◆ Collection entries
####
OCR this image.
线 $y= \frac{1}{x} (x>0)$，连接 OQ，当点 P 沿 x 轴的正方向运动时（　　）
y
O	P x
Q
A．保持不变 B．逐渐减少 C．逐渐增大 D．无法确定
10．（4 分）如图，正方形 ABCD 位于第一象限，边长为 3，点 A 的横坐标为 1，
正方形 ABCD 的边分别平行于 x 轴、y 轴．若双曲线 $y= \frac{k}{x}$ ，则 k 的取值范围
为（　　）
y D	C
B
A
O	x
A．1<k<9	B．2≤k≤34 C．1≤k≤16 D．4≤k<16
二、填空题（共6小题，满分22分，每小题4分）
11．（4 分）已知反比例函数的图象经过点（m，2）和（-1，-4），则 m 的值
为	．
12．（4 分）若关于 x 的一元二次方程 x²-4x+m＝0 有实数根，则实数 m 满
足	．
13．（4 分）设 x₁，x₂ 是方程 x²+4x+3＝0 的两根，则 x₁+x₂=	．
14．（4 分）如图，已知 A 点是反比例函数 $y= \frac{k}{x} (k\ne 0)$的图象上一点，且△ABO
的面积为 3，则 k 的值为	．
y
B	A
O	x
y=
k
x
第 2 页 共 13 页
####
◆ WHAT YOU WILL DO
Your task is to list each line of the records with the word "ABCD".

◆ REPLY TO THE EXERCISE
10．（4 分）如图，正方形 ABCD 位于第一象限，边长为 3，点 A 的横坐标为 1，
正方形 ABCD 的边分别平行于 x 轴、y 轴．若双曲线 $y= \frac{k}{x}$ ，则 k 的取值范围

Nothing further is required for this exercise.